#### Supplied information
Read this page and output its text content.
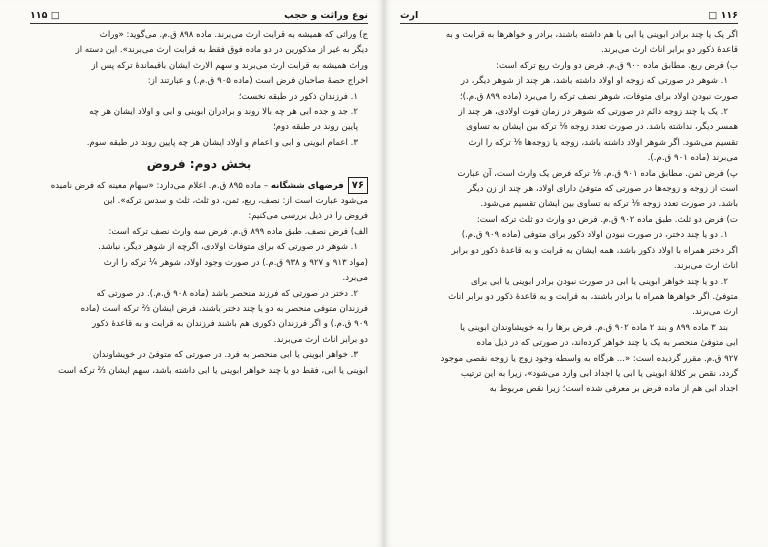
نوع وراثت و حجب
□ ۱۱۵

ج) وراثی که همیشه به قرابت ارث می‌برند. ماده ۸۹۸ ق.م. می‌گوید: «وراث

دیگر به غیر از مذکورین در دو ماده فوق فقط به قرابت ارث می‌برند». این دسته از

وراث همیشه به قرابت ارث می‌برند و سهم الارث ایشان باقیماندهٔ ترکه پس از

اخراج حصهٔ صاحبان فرض است (ماده ۹۰۵ ق.م.) و عبارتند از:

۱. فرزندان ذکور در طبقه نخست؛

۲. جد و جده ابی هر چه بالا روند و برادران ابوینی و ابی و اولاد ایشان هر چه

پایین روند در طبقه دوم؛

۳. اعمام ابوینی و ابی و اعمام و اولاد ایشان هر چه پایین روند در طبقه سوم.

بخش دوم: فروض

۷۶فرضهای ششگانه – ماده ۸۹۵ ق.م. اعلام می‌دارد: «سهام معینه که فرض نامیده

می‌شود عبارت است از: نصف، ربع، ثمن، دو ثلث، ثلث و سدس ترکه». این

فروض را در ذیل بررسی می‌کنیم:

الف) فرض نصف. طبق ماده ۸۹۹ ق.م. فرض سه وارث نصف ترکه است:

۱. شوهر در صورتی که برای متوفات اولادی، اگرچه از شوهر دیگر، نباشد.

(مواد ۹۱۳ و ۹۲۷ و ۹۳۸ ق.م.) در صورت وجود اولاد، شوهر ¼ ترکه را ارث

می‌برد.

۲. دختر در صورتی که فرزند منحصر باشد (ماده ۹۰۸ ق.م.). در صورتی که

فرزندان متوفی منحصر به دو یا چند دختر باشند، فرض ایشان ⅔ ترکه است (ماده

۹۰۹ ق.م.) و اگر فرزندان ذکوری هم باشند فرزندان به قرابت و به قاعدهٔ ذکور

دو برابر اناث ارث می‌برند.

۳. خواهر ابوینی یا ابی منحصر به فرد. در صورتی که متوفیٰ در خویشاوندان

ابوینی یا ابی، فقط دو یا چند خواهر ابوینی یا ابی داشته باشد، سهم ایشان ⅔ ترکه است

۱۱۶ □
ارث

اگر یک یا چند برادر ابوینی یا ابی با هم داشته باشند، برادر و خواهرها به قرابت و به

قاعدهٔ ذکور دو برابر اناث ارث می‌برند.

ب) فرض ربع. مطابق ماده ۹۰۰ ق.م. فرض دو وارث ربع ترکه است:

۱. شوهر در صورتی که زوجه او اولاد داشته باشد، هر چند از شوهر دیگر، در

صورت نبودن اولاد برای متوفات، شوهر نصف ترکه را می‌برد (ماده ۸۹۹ ق.م.)؛

۲. یک یا چند زوجه دائم در صورتی که شوهر در زمان فوت اولادی، هر چند از

همسر دیگر، نداشته باشد. در صورت تعدد زوجه ⅛ ترکه بین ایشان به تساوی

تقسیم می‌شود. اگر شوهر اولاد داشته باشد، زوجه یا زوجه‌ها ⅛ ترکه را ارث

می‌برند (ماده ۹۰۱ ق.م.).

پ) فرض ثمن. مطابق ماده ۹۰۱ ق.م. ⅛ ترکه فرض یک وارث است، آن عبارت

است از زوجه و زوجه‌ها در صورتی که متوفیٰ دارای اولاد، هر چند از زن دیگر

باشد. در صورت تعدد زوجه ⅛ ترکه به تساوی بین ایشان تقسیم می‌شود.

ت) فرض دو ثلث. طبق ماده ۹۰۲ ق.م. فرض دو وارث دو ثلث ترکه است:

۱. دو یا چند دختر، در صورت نبودن اولاد ذکور برای متوفی (ماده ۹۰۹ ق.م.)

اگر دختر همراه با اولاد ذکور باشد، همه ایشان به قرابت و به قاعدهٔ ذکور دو برابر

اناث ارث می‌برند.

۲. دو یا چند خواهر ابوینی یا ابی در صورت نبودن برادر ابوینی یا ابی برای

متوفیٰ. اگر خواهرها همراه با برادر باشند، به قرابت و به قاعدهٔ ذکور دو برابر اناث

ارث می‌برند.

بند ۳ ماده ۸۹۹ و بند ۲ ماده ۹۰۲ ق.م. فرض برها را به خویشاوندان ابوینی یا

ابی متوفیٰ منحصر به یک یا چند خواهر کرده‌اند، در صورتی که در ذیل ماده

۹۲۷ ق.م. مقرر گردیده است: «... هرگاه به واسطه وجود زوج یا زوجه نقصی موجود

گردد، نقص بر کلالهٔ ابوینی یا ابی یا اجداد ابی وارد می‌شود»، زیرا به این ترتیب

اجداد ابی هم از ماده فرض بر معرفی شده است؛ زیرا نقص مربوط به
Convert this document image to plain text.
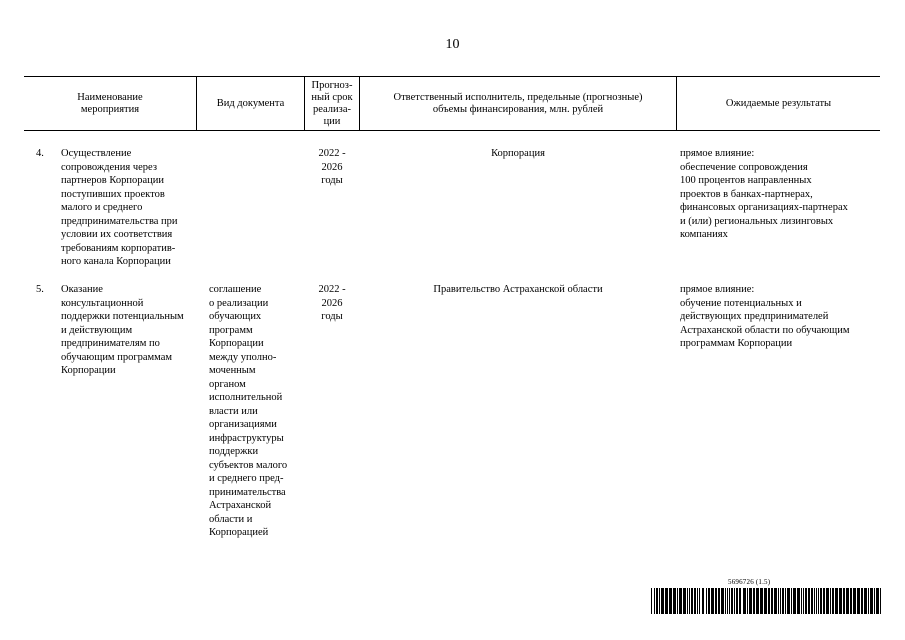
10
Наименование
мероприятия
Вид документа
Прогноз-
ный срок
реализа-
ции
Ответственный исполнитель, предельные (прогнозные)
объемы финансирования, млн. рублей
Ожидаемые результаты
4. Осуществление
сопровождения через
партнеров Корпорации
поступивших проектов
малого и среднего
предпринимательства при
условии их соответствия
требованиям корпоратив-
ного канала Корпорации
2022 -
2026
годы
Корпорация	прямое влияние:
обеспечение сопровождения
100 процентов направленных
проектов в банках-партнерах,
финансовых организациях-партнерах
и (или) региональных лизинговых
компаниях
5. Оказание
консультационной
поддержки потенциальным
и действующим
предпринимателям по
обучающим программам
Корпорации
соглашение
о реализации
обучающих
программ
Корпорации
между уполно-
моченным
органом
исполнительной
власти или
организациями
инфраструктуры
поддержки
субъектов малого
и среднего пред-
принимательства
Астраханской
области и
Корпорацией
2022 -
2026
годы
Правительство Астраханской области	прямое влияние:
обучение потенциальных и
действующих предпринимателей
Астраханской области по обучающим
программам Корпорации
5696726 (1.5)
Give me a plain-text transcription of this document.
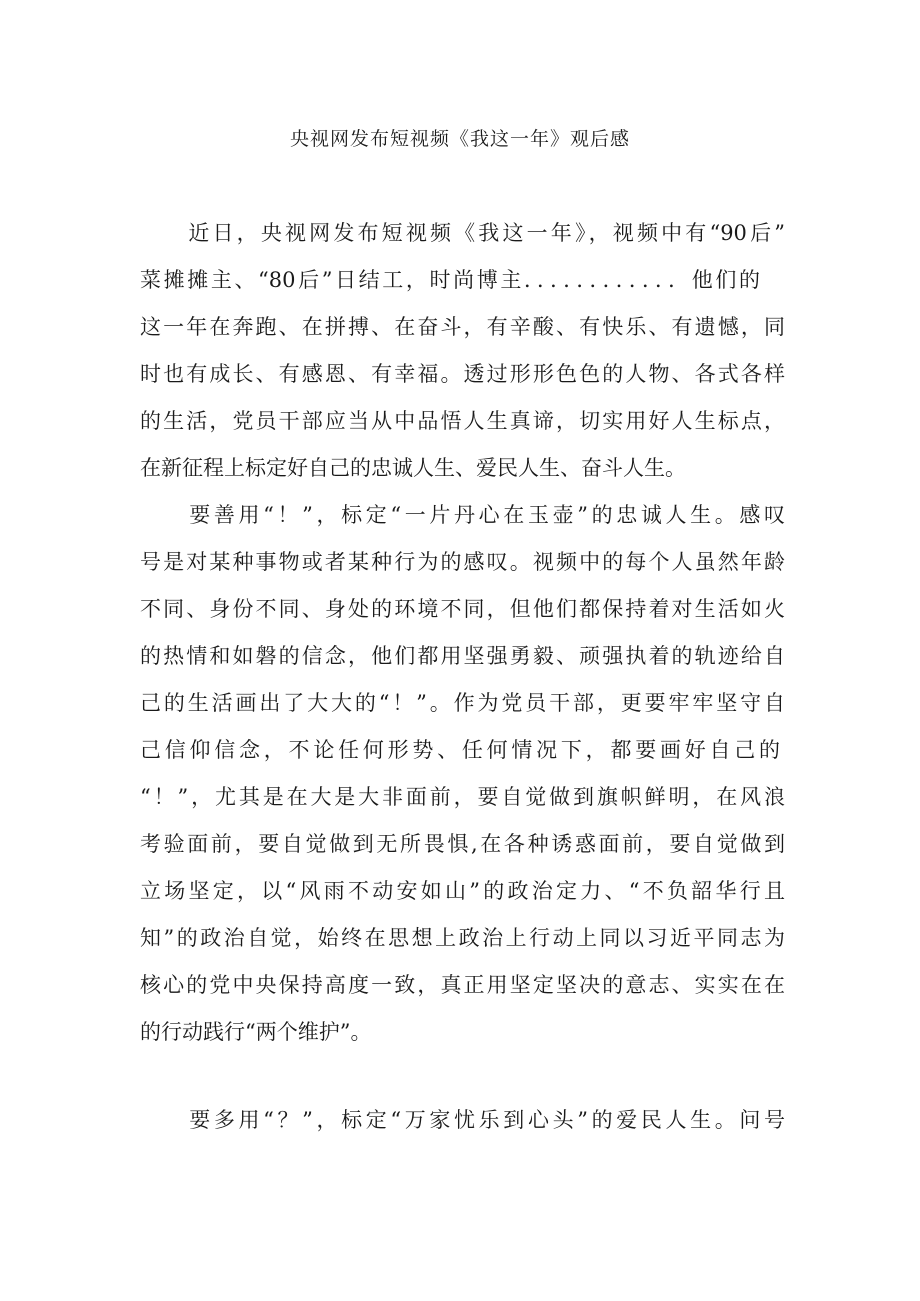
央视网发布短视频《我这一年》观后感
　　近日，央视网发布短视频《我这一年》，视频中有“90后”
菜摊摊主、“80后”日结工，时尚博主．．．．．．．．．．．．他们的
这一年在奔跑、在拼搏、在奋斗，有辛酸、有快乐、有遗憾，同
时也有成长、有感恩、有幸福。透过形形色色的人物、各式各样
的生活，党员干部应当从中品悟人生真谛，切实用好人生标点，
在新征程上标定好自己的忠诚人生、爱民人生、奋斗人生。
　　要善用“！”，标定“一片丹心在玉壶”的忠诚人生。感叹
号是对某种事物或者某种行为的感叹。视频中的每个人虽然年龄
不同、身份不同、身处的环境不同，但他们都保持着对生活如火
的热情和如磐的信念，他们都用坚强勇毅、顽强执着的轨迹给自
己的生活画出了大大的“！”。作为党员干部，更要牢牢坚守自
己信仰信念，不论任何形势、任何情况下，都要画好自己的
“！”，尤其是在大是大非面前，要自觉做到旗帜鲜明，在风浪
考验面前，要自觉做到无所畏惧,在各种诱惑面前，要自觉做到
立场坚定，以“风雨不动安如山”的政治定力、“不负韶华行且
知”的政治自觉，始终在思想上政治上行动上同以习近平同志为
核心的党中央保持高度一致，真正用坚定坚决的意志、实实在在
的行动践行“两个维护”。
　　要多用“？”，标定“万家忧乐到心头”的爱民人生。问号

#### Job
Please output exactly the lines from the line containing "Give me a plain-text" through the last line of the records above, both included, and leave out any pictures.

#### Expected answer
Give me a plain-text transcription of this document.
央视网发布短视频《我这一年》观后感
　　近日，央视网发布短视频《我这一年》，视频中有“90后”
菜摊摊主、“80后”日结工，时尚博主．．．．．．．．．．．．他们的
这一年在奔跑、在拼搏、在奋斗，有辛酸、有快乐、有遗憾，同
时也有成长、有感恩、有幸福。透过形形色色的人物、各式各样
的生活，党员干部应当从中品悟人生真谛，切实用好人生标点，
在新征程上标定好自己的忠诚人生、爱民人生、奋斗人生。
　　要善用“！”，标定“一片丹心在玉壶”的忠诚人生。感叹
号是对某种事物或者某种行为的感叹。视频中的每个人虽然年龄
不同、身份不同、身处的环境不同，但他们都保持着对生活如火
的热情和如磐的信念，他们都用坚强勇毅、顽强执着的轨迹给自
己的生活画出了大大的“！”。作为党员干部，更要牢牢坚守自
己信仰信念，不论任何形势、任何情况下，都要画好自己的
“！”，尤其是在大是大非面前，要自觉做到旗帜鲜明，在风浪
考验面前，要自觉做到无所畏惧,在各种诱惑面前，要自觉做到
立场坚定，以“风雨不动安如山”的政治定力、“不负韶华行且
知”的政治自觉，始终在思想上政治上行动上同以习近平同志为
核心的党中央保持高度一致，真正用坚定坚决的意志、实实在在
的行动践行“两个维护”。
　　要多用“？”，标定“万家忧乐到心头”的爱民人生。问号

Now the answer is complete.